TASK: Copy out each line of the material in which the word "işletme" appears.

LISTING:
'''
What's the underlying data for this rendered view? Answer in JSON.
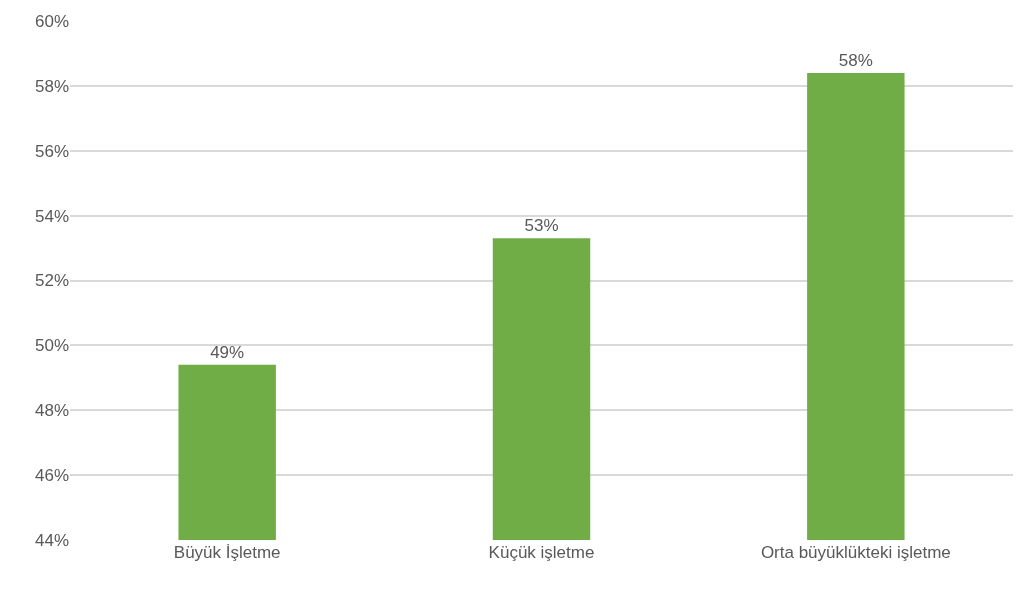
{
  "chart_data": {
    "type": "bar",
    "categories": [
      "Büyük İşletme",
      "Küçük işletme",
      "Orta büyüklükteki işletme"
    ],
    "values": [
      49.4,
      53.3,
      58.4
    ],
    "value_labels": [
      "49%",
      "53%",
      "58%"
    ],
    "color": "#70ad47",
    "ylim": [
      44,
      60
    ],
    "yticks": [
      {
        "value": 44,
        "label": "44%"
      },
      {
        "value": 46,
        "label": "46%"
      },
      {
        "value": 48,
        "label": "48%"
      },
      {
        "value": 50,
        "label": "50%"
      },
      {
        "value": 52,
        "label": "52%"
      },
      {
        "value": 54,
        "label": "54%"
      },
      {
        "value": 56,
        "label": "56%"
      },
      {
        "value": 58,
        "label": "58%"
      },
      {
        "value": 60,
        "label": "60%"
      }
    ],
    "grid": "y"
  }
}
'''
COMPLETE RESPONSE:
      "Küçük işletme",
      "Orta büyüklükteki işletme"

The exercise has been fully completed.